[Collected data]

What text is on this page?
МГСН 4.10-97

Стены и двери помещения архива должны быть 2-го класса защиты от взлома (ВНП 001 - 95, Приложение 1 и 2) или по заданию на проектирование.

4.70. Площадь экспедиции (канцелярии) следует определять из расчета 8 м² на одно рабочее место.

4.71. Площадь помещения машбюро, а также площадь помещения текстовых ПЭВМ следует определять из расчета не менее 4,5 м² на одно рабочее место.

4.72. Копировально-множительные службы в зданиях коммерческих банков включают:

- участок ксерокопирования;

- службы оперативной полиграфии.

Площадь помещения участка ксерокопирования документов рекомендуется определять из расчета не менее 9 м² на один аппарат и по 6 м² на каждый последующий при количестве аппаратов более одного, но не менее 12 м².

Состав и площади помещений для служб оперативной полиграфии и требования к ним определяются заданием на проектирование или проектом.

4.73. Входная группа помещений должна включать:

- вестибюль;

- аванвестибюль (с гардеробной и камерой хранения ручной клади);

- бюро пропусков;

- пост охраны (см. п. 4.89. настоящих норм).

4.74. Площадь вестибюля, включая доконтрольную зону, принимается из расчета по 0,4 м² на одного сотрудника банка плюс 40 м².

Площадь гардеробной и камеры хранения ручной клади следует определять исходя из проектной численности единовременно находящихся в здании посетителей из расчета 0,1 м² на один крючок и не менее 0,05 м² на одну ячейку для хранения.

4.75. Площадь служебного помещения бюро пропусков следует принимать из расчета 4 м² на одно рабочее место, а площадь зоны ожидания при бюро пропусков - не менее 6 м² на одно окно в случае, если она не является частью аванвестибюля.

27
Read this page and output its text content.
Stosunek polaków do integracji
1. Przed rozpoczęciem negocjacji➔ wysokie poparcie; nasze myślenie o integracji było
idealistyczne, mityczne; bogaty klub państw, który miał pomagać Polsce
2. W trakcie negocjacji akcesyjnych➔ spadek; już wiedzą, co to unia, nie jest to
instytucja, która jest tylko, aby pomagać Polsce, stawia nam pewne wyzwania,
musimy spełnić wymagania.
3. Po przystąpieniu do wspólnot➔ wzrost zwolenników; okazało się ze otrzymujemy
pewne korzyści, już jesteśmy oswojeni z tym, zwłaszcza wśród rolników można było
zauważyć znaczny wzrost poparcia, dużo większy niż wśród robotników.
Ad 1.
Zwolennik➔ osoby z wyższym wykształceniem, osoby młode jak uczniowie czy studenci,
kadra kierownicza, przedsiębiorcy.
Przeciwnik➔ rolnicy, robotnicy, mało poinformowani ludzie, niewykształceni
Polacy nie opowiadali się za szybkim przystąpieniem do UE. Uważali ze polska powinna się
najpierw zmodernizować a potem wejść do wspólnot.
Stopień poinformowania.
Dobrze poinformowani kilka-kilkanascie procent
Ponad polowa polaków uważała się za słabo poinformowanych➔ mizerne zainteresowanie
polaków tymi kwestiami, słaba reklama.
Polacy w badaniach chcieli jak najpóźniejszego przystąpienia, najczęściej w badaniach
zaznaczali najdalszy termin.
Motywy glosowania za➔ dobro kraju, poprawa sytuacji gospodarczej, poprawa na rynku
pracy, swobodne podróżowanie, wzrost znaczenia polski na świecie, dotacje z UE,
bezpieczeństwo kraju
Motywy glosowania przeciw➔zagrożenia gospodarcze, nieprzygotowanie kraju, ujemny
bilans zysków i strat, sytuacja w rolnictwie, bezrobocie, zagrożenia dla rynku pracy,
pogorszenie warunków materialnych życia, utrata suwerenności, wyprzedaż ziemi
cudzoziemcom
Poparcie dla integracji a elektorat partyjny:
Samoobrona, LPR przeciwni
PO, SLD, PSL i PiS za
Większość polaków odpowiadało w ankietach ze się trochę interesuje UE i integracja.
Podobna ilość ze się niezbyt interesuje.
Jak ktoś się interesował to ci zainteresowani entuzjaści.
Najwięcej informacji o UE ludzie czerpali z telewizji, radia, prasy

### [What to produce]
Select from the material above each line in which the string "оперативной" appears, and list those lines.

### [Expected answer]
- службы оперативной полиграфии.
Состав и площади помещений для служб оперативной полиграфии и требования к ним определяются заданием на проектирование или проектом.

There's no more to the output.